### EXERCISE GOAL
Render the listing lines from the one containing "Segment this screenshot: for" through the one containing "disclaimer-line: feldolgozását/kezelését igen", inclusive, as a Markdown table with the columns Row and Line, skipping any blank lines. Include no other lines.

-- start of GIVEN RECORDS --

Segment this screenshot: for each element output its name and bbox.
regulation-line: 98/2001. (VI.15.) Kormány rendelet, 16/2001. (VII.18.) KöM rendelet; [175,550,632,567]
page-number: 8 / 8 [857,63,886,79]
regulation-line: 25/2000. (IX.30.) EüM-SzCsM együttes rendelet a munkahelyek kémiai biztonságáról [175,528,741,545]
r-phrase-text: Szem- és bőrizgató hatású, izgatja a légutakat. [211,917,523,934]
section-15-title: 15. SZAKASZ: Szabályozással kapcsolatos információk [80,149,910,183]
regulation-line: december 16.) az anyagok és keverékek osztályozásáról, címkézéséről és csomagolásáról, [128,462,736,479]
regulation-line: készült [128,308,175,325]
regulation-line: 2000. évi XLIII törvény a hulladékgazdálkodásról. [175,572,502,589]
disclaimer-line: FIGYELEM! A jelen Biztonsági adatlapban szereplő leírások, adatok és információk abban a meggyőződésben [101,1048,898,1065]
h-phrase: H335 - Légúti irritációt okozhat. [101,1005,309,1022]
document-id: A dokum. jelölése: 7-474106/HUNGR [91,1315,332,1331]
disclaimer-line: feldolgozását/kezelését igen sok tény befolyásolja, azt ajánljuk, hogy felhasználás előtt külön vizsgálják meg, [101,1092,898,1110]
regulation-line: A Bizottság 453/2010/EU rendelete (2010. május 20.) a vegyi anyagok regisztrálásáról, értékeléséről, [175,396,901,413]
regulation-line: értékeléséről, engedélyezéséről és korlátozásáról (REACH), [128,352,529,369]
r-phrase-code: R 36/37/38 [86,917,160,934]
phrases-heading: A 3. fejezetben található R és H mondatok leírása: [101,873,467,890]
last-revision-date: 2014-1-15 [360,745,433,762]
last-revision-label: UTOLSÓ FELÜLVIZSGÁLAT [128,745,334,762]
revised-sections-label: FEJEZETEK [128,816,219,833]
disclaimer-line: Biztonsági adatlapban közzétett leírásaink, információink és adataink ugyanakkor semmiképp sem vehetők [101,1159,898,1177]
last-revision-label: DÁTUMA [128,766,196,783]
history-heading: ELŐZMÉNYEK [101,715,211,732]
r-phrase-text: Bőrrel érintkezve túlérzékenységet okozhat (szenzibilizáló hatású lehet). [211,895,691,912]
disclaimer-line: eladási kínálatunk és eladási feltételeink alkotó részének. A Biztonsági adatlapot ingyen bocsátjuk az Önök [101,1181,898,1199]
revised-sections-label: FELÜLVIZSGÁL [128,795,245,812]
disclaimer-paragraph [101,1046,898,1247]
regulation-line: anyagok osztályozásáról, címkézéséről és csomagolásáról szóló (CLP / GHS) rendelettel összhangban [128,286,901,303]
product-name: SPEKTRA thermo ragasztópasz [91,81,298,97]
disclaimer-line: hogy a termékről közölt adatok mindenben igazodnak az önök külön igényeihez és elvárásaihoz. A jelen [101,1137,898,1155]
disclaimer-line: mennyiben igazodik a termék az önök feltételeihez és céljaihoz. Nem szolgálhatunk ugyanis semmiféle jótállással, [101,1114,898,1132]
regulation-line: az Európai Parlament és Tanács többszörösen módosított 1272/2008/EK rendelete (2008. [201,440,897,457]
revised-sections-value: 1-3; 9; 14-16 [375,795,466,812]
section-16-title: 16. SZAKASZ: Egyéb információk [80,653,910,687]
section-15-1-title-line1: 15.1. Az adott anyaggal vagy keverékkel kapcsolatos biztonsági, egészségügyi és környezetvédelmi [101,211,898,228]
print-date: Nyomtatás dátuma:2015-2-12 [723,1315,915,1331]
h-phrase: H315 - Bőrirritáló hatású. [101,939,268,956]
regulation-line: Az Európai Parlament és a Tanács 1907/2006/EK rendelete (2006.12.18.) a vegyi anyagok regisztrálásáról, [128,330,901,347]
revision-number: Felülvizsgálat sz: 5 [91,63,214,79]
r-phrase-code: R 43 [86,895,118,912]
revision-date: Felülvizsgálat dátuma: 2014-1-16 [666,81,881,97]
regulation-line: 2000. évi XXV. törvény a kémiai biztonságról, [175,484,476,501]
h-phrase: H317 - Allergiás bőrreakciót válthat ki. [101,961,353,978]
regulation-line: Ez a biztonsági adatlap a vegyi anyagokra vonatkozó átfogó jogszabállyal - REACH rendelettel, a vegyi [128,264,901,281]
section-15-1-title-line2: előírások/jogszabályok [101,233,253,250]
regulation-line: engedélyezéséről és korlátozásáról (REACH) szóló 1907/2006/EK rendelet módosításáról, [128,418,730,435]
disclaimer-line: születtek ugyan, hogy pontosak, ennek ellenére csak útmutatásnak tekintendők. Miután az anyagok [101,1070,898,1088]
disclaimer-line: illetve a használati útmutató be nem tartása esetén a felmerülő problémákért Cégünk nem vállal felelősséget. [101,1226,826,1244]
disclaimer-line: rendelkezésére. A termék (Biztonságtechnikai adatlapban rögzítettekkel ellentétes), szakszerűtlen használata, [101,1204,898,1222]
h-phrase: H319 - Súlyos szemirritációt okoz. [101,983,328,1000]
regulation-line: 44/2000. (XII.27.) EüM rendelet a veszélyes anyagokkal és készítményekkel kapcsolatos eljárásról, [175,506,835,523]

-- end of GIVEN RECORDS --
-- start of GIVEN RECORDS --

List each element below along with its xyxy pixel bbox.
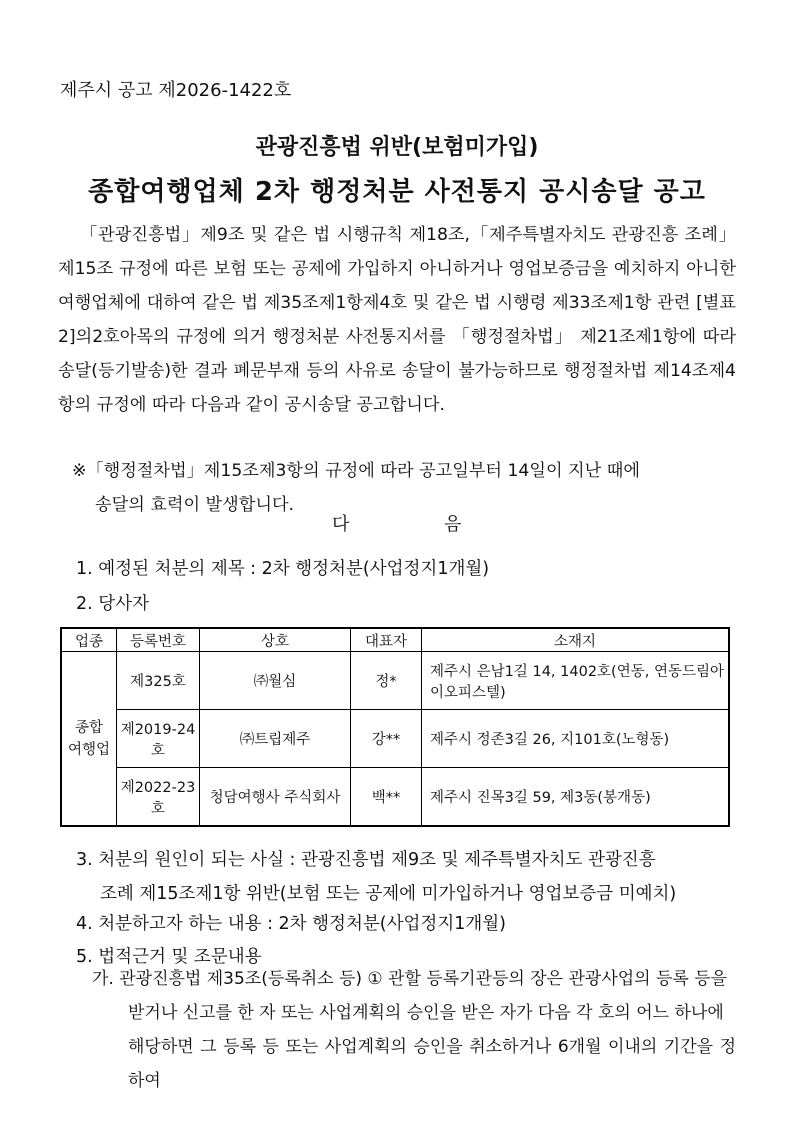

-- end of GIVEN RECORDS --

### TASK SOLUTION
| Row | Line |
|---|---|
| 1 | Segment this screenshot: for each element output its name and bbox. |
| 2 | regulation-line: 98/2001. (VI.15.) Kormány rendelet, 16/2001. (VII.18.) KöM rendelet; [175,550,632,567] |
| 3 | page-number: 8 / 8 [857,63,886,79] |
| 4 | regulation-line: 25/2000. (IX.30.) EüM-SzCsM együttes rendelet a munkahelyek kémiai biztonságáról [175,528,741,545] |
| 5 | r-phrase-text: Szem- és bőrizgató hatású, izgatja a légutakat. [211,917,523,934] |
| 6 | section-15-title: 15. SZAKASZ: Szabályozással kapcsolatos információk [80,149,910,183] |
| 7 | regulation-line: december 16.) az anyagok és keverékek osztályozásáról, címkézéséről és csomagolásáról, [128,462,736,479] |
| 8 | regulation-line: készült [128,308,175,325] |
| 9 | regulation-line: 2000. évi XLIII törvény a hulladékgazdálkodásról. [175,572,502,589] |
| 10 | disclaimer-line: FIGYELEM! A jelen Biztonsági adatlapban szereplő leírások, adatok és információk abban a meggyőződésben [101,1048,898,1065] |
| 11 | h-phrase: H335 - Légúti irritációt okozhat. [101,1005,309,1022] |
| 12 | document-id: A dokum. jelölése: 7-474106/HUNGR [91,1315,332,1331] |
| 13 | disclaimer-line: feldolgozását/kezelését igen sok tény befolyásolja, azt ajánljuk, hogy felhasználás előtt külön vizsgálják meg, [101,1092,898,1110] |